■ INSTRUCTION:
Identify all lines of the data containing the string "income" and copy them.
[START]
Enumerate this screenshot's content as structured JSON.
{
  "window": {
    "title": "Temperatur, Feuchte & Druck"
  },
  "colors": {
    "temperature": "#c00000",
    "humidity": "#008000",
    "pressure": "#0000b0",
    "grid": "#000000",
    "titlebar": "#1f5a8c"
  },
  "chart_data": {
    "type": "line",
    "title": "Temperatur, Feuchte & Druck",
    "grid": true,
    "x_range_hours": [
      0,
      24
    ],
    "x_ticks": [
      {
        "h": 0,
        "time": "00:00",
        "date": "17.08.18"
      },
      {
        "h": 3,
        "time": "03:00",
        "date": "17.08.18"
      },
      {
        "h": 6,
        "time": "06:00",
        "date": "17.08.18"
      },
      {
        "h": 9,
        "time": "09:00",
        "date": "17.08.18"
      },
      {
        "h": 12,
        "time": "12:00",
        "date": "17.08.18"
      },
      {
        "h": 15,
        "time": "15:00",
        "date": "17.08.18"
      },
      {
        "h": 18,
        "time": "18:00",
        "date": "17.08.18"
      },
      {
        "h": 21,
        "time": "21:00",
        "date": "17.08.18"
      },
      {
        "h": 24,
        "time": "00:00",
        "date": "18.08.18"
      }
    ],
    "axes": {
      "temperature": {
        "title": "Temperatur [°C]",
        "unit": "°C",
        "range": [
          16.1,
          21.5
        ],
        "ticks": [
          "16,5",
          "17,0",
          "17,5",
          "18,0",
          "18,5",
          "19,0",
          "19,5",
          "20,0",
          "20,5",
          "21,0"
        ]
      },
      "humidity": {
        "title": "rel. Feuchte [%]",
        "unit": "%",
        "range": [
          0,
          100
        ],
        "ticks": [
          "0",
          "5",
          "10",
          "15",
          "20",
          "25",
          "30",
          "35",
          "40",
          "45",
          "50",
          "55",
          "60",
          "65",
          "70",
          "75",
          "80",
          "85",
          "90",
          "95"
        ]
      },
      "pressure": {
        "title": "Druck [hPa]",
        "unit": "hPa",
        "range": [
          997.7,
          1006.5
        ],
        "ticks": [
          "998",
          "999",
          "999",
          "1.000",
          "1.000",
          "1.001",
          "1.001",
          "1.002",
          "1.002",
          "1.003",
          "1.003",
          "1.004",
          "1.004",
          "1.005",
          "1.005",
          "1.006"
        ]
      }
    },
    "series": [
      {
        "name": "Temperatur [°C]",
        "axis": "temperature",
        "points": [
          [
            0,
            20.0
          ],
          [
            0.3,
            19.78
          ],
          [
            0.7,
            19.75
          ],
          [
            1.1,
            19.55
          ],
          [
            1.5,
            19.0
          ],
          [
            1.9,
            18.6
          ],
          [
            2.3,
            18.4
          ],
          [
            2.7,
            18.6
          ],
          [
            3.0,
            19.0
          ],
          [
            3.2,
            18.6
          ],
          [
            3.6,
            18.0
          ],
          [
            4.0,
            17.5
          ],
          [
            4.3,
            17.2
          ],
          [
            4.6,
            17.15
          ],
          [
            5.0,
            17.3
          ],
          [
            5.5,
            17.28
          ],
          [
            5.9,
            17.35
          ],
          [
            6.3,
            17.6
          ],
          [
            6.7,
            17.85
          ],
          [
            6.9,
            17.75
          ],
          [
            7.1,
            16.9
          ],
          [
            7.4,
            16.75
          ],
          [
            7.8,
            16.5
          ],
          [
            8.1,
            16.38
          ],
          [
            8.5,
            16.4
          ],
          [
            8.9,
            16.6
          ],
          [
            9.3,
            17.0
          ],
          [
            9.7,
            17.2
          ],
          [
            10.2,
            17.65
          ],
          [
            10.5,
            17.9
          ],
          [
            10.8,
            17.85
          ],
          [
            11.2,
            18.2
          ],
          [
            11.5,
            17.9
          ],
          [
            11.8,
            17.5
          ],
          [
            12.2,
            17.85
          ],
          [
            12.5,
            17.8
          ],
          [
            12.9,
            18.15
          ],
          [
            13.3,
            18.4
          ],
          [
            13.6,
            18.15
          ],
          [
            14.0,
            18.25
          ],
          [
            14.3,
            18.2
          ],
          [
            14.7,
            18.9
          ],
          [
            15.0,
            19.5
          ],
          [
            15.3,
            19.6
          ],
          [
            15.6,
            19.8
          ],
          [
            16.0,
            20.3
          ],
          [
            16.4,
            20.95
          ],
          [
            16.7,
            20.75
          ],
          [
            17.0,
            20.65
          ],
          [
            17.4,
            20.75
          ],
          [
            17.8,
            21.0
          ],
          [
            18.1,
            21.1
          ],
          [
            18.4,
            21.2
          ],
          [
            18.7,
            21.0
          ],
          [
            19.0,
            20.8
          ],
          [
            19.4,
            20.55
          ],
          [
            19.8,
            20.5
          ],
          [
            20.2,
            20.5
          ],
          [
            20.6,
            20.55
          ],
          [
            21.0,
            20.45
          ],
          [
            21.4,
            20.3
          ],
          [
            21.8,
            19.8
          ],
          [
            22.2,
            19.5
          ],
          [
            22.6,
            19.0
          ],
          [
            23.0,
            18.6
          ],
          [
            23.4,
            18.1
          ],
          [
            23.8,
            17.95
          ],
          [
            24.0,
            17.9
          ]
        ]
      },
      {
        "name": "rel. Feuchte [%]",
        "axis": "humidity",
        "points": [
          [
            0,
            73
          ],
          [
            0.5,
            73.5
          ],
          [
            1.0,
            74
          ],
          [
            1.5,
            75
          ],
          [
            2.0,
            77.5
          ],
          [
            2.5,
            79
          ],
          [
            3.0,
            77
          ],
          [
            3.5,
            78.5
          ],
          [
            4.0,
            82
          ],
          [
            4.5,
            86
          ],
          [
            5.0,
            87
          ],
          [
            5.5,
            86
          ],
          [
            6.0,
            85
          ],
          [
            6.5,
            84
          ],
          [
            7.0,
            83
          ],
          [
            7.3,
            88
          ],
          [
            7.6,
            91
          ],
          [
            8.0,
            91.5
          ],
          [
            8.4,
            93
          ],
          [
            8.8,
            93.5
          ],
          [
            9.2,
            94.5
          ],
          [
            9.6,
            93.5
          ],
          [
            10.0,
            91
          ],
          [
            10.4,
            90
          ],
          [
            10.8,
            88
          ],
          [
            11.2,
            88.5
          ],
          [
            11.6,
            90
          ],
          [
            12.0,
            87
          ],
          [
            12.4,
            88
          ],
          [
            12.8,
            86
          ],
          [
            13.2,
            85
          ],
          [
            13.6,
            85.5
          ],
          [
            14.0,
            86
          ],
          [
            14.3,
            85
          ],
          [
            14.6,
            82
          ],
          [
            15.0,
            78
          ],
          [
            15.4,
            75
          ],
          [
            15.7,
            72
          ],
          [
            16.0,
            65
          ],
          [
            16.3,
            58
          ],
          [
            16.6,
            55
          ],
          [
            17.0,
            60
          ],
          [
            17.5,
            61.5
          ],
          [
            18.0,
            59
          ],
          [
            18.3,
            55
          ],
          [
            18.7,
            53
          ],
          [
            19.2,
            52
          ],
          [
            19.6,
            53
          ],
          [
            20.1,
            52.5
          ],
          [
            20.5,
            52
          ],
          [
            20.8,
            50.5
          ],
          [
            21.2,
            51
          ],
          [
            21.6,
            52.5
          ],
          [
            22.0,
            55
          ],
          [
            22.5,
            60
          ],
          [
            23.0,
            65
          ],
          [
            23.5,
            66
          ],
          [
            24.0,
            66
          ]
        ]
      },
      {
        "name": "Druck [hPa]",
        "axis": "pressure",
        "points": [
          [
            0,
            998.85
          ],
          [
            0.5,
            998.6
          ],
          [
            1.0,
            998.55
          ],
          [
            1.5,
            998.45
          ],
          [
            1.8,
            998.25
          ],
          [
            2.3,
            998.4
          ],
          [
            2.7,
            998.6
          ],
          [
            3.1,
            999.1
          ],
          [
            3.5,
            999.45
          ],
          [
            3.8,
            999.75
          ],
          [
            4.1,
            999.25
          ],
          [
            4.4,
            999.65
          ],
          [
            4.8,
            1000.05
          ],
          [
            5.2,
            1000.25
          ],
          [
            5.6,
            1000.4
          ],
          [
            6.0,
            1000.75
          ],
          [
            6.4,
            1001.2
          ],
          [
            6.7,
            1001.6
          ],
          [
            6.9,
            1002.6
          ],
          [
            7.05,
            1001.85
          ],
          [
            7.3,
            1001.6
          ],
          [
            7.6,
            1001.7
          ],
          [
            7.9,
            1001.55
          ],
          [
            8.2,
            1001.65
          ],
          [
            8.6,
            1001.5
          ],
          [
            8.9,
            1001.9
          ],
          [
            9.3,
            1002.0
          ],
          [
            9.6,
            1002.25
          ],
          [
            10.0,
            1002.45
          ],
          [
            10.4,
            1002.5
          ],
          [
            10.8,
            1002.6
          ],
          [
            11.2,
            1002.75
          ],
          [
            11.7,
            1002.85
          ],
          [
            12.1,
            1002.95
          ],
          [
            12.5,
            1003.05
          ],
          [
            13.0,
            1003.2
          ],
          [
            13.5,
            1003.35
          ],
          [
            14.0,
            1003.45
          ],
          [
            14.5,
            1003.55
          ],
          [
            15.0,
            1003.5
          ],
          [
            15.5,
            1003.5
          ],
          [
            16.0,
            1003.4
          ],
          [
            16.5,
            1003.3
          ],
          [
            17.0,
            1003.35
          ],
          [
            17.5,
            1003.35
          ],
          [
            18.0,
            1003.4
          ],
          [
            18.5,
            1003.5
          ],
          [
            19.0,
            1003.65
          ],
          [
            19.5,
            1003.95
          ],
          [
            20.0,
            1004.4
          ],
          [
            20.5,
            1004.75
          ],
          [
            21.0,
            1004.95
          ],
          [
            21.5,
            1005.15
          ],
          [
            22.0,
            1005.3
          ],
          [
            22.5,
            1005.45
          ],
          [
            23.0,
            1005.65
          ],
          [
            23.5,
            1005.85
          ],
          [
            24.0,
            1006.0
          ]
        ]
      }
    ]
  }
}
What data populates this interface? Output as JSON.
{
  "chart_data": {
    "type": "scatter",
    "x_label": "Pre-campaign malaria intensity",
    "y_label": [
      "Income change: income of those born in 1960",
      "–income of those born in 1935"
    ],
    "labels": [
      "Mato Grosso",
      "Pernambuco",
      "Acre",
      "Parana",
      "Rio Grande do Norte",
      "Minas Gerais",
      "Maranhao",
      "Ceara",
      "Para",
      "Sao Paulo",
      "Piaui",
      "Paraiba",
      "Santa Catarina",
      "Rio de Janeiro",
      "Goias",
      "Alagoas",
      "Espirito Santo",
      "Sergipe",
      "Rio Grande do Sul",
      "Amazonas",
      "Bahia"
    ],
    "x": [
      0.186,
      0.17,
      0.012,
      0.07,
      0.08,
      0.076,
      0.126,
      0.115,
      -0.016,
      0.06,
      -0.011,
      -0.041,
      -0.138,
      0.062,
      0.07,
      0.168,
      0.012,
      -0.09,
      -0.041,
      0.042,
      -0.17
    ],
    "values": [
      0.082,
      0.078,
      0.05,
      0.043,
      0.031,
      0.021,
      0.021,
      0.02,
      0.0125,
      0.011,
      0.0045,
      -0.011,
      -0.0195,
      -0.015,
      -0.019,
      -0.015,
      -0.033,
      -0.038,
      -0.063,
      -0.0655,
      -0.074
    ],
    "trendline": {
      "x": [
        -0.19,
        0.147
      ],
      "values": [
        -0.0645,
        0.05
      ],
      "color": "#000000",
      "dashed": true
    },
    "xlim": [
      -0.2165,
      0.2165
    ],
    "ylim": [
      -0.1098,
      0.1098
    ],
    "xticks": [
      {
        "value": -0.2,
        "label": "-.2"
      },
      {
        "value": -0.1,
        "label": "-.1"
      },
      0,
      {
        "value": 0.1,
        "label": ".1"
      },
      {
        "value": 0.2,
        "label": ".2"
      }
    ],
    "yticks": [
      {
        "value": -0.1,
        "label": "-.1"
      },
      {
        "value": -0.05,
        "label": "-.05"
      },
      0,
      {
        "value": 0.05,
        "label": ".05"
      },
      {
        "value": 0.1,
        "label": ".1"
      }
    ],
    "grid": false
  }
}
[END]
■ RESPONSE BELOW:
      "Income change: income of those born in 1960",
      "–income of those born in 1935"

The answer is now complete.